■ CONSIGNE 1: D'après le texte retenu, en quelle année Viviane Forester a-t-elle publié son essai « L'Horreur économique » ?

■ TEXTE RETENU:
-------------------------

La promesse du pire
Peu de temps avant sa mort qu'elle savait venir, Viviane Forester a écrit ce court essai -"La promesse du pire", éditions du seuil-, qui résumait sa pensée, qu'elle aurait voulu développer dans un livre plus long.
Lire cet essai, comme un don de sa pensée à l'Humanité alors qu’elle la quitte, a fait immédiatement de moi quelqu'un qui a regretté sa mort survenue il y a un an. Cet article qui vise à mettre en évidence l’importance de ce texte est ainsi, également, un hommage à la personne de cette femme remarquable.
Dans un beau style littéraire qui renforce une analyse qui appartient pleinement aux domaines de l'économie et de la politique, mais qui a aussi une portée philosophique, elle dresse le portrait exact de notre monde d'aujourd'hui. Dit "mondialisé". Elle n'oublie pas les références à des penseurs majeurs, - à propos de Marx, à propos de la notion de marchandise, elle montre combien il ne faut surtout pas utiliser sa pensée de manière dogmatique, et définit bien les lourdes menaces qui pèsent sur notre "civilisation" et sur l'Humanité même.
Nul doute que cette femme qui appartenait à l’élite de la pensée, généreuse, se verra refuser la place qui lui revient. Dans la logique de ce qu’elle dit sur la destruction de notre civilisation.
Pour donner un exemple de sa capacité à analyser ce que l’on pourrait résumer par « où en est l’humanité aujourd’hui » et à aborder la complexité de ces domaines entremêlés qui sont déterminants dans cette question, - la politique, l’économie, l’énergie, la communication-, on retiendra, dans cet essai, sa compréhension de la manière dont une révolution technologique entraine l’évolution de nos sociétés. En l’occurrence le développement d’une spéculation généralisée et planétaire sur la base du développement des capacités et des réseaux informatiques.
C’est un texte qu’il faut surtout lire, pour sa portée, mais aussi pour son aspect littéraire qui lui confère un caractère profondément humain. Néanmoins il est nécessaire de mettre en avant les questions majeures qu’il aborde pour en démontrer l’importance.
Le point central qui illustre bien la capacité de cette femme à maitriser les questions économiques, est la référence aux changements profonds du capitalisme avec l’émergence de l’ultralibéralisme. Révolution capitaliste qu’elle a compris d’emblée avec son essai de 1996 « L’Horreur économique ». Il s’agit bien d’une révolution parce que ce nouveau capitalisme de l’horreur économique, s’est inscrit dans des traités et institutions, notamment dans l’espace que l’on nomme l’Europe. Et la pertinence de son analyse, au niveau de son volet économique, livrée dans son essai de 1996, est telle que le système a dressé un véritable contre feu.

-------------------------

■ ÉLÉMENTS:
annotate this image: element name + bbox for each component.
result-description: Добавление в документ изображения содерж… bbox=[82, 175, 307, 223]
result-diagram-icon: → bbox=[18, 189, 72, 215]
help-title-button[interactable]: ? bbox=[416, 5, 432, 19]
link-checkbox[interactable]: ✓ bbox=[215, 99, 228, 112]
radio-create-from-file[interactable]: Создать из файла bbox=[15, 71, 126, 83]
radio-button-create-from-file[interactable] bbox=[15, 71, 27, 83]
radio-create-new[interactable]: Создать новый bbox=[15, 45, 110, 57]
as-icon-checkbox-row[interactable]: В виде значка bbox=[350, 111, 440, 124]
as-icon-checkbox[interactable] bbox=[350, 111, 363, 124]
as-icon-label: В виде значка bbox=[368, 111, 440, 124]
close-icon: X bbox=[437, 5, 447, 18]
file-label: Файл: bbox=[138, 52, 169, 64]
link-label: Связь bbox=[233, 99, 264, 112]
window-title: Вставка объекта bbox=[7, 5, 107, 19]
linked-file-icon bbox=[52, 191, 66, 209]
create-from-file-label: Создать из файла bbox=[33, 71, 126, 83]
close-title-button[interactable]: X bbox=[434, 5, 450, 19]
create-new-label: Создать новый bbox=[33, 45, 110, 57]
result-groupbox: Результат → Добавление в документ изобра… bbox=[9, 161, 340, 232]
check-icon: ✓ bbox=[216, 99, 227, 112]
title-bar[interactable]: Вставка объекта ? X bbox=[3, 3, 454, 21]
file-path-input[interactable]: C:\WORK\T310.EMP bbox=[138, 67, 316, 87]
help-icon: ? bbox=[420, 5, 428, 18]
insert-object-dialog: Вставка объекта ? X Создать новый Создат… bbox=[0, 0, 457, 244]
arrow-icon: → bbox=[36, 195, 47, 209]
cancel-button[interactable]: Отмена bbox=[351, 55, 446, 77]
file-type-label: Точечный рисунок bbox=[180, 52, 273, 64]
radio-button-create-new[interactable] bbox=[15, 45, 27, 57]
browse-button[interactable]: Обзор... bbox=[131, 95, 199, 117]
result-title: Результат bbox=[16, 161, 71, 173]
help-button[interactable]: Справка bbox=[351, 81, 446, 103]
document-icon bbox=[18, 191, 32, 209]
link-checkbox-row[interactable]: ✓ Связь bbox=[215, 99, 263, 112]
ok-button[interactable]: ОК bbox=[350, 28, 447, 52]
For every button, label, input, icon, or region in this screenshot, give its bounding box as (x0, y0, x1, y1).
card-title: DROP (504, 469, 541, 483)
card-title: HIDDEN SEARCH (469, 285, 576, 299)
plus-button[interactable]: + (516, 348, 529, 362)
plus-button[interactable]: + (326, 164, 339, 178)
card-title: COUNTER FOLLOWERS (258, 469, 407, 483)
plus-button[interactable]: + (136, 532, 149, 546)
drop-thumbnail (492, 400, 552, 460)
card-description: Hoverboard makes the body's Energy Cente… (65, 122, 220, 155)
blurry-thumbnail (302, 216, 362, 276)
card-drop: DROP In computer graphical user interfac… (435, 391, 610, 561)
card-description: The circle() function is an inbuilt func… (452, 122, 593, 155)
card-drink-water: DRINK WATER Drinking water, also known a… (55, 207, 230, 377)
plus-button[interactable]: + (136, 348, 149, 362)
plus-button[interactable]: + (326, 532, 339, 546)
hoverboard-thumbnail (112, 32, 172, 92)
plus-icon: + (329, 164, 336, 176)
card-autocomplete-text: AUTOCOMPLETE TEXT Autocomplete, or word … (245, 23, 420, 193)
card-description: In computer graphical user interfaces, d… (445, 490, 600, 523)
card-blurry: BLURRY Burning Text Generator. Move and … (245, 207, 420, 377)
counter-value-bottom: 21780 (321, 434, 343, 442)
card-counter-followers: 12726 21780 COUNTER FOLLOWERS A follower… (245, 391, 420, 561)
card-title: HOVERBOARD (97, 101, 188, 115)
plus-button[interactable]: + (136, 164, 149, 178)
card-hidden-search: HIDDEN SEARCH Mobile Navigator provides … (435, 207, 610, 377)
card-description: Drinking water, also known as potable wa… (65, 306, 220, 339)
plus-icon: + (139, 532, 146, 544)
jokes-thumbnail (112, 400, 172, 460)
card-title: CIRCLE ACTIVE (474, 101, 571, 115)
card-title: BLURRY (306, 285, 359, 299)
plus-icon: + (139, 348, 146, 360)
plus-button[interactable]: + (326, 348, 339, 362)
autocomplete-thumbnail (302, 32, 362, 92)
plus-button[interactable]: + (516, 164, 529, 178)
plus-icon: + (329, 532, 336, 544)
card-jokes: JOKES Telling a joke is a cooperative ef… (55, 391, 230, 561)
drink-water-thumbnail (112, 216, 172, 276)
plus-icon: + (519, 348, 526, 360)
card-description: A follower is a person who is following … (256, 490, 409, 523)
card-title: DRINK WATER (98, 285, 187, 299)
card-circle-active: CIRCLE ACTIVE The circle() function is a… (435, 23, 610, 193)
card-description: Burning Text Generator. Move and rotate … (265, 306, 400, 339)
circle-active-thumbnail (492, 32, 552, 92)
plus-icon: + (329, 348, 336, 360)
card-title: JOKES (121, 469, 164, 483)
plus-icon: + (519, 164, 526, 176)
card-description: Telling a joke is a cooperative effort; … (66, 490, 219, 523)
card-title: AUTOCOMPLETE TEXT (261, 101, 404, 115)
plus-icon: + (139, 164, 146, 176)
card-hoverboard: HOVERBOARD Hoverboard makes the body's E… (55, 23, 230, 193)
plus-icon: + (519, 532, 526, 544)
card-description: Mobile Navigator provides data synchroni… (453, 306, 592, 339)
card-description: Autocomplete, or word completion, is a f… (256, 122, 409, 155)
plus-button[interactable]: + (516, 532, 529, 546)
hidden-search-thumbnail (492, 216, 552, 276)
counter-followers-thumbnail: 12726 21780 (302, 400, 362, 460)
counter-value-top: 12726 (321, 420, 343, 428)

-------------------------

■ CONSIGNE 2: Restituez sous forme de liste JSON de chaînes, à raison d'une chaîne par ligne et sans les lignes vides, les lignes du listing qui vont de son début jusqu'à la ligne contenant « close-icon: X bbox=[437, 5, 447, 18] », celle-ci comprise.

■ RÉPONSE ATTENDUE 1: En 1996.

■ RÉPONSE ATTENDUE 2:
[
  "annotate this image: element name + bbox for each component.",
  "result-description: Добавление в документ изображения содерж… bbox=[82, 175, 307, 223]",
  "result-diagram-icon: → bbox=[18, 189, 72, 215]",
  "help-title-button[interactable]: ? bbox=[416, 5, 432, 19]",
  "link-checkbox[interactable]: ✓ bbox=[215, 99, 228, 112]",
  "radio-create-from-file[interactable]: Создать из файла bbox=[15, 71, 126, 83]",
  "radio-button-create-from-file[interactable] bbox=[15, 71, 27, 83]",
  "radio-create-new[interactable]: Создать новый bbox=[15, 45, 110, 57]",
  "as-icon-checkbox-row[interactable]: В виде значка bbox=[350, 111, 440, 124]",
  "as-icon-checkbox[interactable] bbox=[350, 111, 363, 124]",
  "as-icon-label: В виде значка bbox=[368, 111, 440, 124]",
  "close-icon: X bbox=[437, 5, 447, 18]"
]